Document text =>
§

And then it's also about overcoming adversity. You can work really, really hard and you don't make it onto the national team. It can happen one year, two years, three years, do you give up? No, you keep going.
And then another thing is you can be in the middle of a game and you're losing, do you give up or do you just keep going? So those are some of the things you could keep playing a team and every time you play that team, you lose, do you give up and walk into the pitch? Oh, we're going to lose again. Or do you go back, figure out what went wrong. And then you come back and try and beat that team, you know? So that they're hurdles in life, life is never easy. So you need to find ways to jump over those hurdles. And if it doesn't work the first time, it's okay, go back and find another way to try and get over that hurdle or get around it. But you need to get where you want to go to.
Then just the aspects of respect - respect for your teammates, respect even for the opponents and then respect for the match officials. In rugby there's something which is said like the match referee is the sole judge of fact and law, you know, so basically what the referee says goes, you can't argue with it. You have to respect that decision. Referees do make mistakes. That's something normal and trying to contest those decisions on and on and on just doesn't hold it. You respect that. Then after the game, you can approach the referee and ask for an explanation why certain calls are made and the referee will give you the explanation.

§

Source material =>
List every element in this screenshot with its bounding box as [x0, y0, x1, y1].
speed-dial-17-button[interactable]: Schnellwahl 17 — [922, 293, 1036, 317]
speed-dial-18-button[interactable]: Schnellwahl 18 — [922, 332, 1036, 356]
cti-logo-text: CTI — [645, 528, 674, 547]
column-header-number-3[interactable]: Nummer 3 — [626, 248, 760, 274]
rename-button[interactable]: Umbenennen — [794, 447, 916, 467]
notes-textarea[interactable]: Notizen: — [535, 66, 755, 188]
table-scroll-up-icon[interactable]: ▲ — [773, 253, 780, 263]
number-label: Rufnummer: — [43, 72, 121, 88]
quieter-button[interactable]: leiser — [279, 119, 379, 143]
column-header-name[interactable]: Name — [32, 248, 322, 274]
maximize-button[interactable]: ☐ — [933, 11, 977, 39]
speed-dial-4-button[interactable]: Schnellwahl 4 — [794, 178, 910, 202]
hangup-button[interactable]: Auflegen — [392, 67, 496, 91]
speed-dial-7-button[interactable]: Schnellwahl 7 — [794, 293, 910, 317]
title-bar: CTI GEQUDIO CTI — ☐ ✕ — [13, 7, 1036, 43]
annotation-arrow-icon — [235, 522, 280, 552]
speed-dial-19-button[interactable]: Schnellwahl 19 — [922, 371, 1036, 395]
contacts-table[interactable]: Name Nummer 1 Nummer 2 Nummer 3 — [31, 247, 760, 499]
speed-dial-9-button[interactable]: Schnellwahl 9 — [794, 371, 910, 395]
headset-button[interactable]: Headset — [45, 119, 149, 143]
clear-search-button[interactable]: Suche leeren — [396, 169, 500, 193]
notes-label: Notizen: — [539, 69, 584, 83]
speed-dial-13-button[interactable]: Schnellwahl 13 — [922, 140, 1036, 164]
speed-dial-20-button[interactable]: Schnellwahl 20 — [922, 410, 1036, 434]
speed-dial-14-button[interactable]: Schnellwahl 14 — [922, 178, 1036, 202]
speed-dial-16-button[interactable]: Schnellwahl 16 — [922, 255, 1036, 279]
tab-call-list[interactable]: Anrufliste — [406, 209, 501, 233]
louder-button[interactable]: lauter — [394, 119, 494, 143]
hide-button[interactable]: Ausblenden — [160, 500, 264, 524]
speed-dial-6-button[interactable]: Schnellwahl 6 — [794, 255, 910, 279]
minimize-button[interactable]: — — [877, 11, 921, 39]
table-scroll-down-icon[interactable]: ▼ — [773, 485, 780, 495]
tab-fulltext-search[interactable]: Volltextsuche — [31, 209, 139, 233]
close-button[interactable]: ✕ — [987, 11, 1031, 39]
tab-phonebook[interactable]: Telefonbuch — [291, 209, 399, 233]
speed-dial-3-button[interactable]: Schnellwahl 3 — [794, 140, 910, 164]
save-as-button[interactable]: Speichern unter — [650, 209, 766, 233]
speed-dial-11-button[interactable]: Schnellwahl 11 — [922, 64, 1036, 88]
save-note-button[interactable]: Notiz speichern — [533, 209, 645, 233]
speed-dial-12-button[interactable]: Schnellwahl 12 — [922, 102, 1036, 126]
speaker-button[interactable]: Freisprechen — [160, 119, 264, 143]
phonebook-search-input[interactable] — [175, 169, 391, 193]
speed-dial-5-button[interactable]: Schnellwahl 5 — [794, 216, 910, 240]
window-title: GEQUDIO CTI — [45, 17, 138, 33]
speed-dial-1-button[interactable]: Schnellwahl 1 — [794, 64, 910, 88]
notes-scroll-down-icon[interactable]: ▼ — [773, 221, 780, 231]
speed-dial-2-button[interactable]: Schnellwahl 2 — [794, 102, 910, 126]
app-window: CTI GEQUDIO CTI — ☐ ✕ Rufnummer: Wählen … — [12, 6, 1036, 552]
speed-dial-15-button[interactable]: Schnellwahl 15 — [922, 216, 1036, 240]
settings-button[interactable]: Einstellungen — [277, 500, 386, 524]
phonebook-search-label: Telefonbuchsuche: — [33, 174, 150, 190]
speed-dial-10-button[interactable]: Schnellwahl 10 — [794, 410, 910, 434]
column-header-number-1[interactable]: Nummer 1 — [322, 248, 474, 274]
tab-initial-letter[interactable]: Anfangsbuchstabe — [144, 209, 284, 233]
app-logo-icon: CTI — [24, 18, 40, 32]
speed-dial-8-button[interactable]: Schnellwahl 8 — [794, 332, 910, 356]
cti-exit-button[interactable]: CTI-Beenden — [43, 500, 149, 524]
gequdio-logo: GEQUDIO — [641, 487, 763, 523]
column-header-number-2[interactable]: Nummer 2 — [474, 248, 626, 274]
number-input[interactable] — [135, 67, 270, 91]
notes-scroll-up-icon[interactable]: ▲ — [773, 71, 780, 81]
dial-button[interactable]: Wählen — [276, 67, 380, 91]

§

Tasks to carry out =>
a - Rewrite the part of the rugby text that opens with the words containing "Then just the" and closes with "you the explanation.", putting "fellow players" in place of "teammates".
b - In one to three sentences, explain why, according to the rugby text, players cannot argue with the referee's decisions during a match.
c - According to the rugby text, when can a player approach the referee to ask why certain calls were made?

Solutions by task =>
a -
Then just the aspects of respect - respect for your fellow players, respect even for the opponents and then respect for the match officials. In rugby there's something which is said like the match referee is the sole judge of fact and law, you know, so basically what the referee says goes, you can't argue with it. You have to respect that decision. Referees do make mistakes. That's something normal and trying to contest those decisions on and on and on just doesn't hold it. You respect that. Then after the game, you can approach the referee and ask for an explanation why certain calls are made and the referee will give you the explanation.

b - In rugby the match referee is the sole judge of fact and law, so what the referee says goes. Players have to respect that decision rather than contest it.

c - After the game.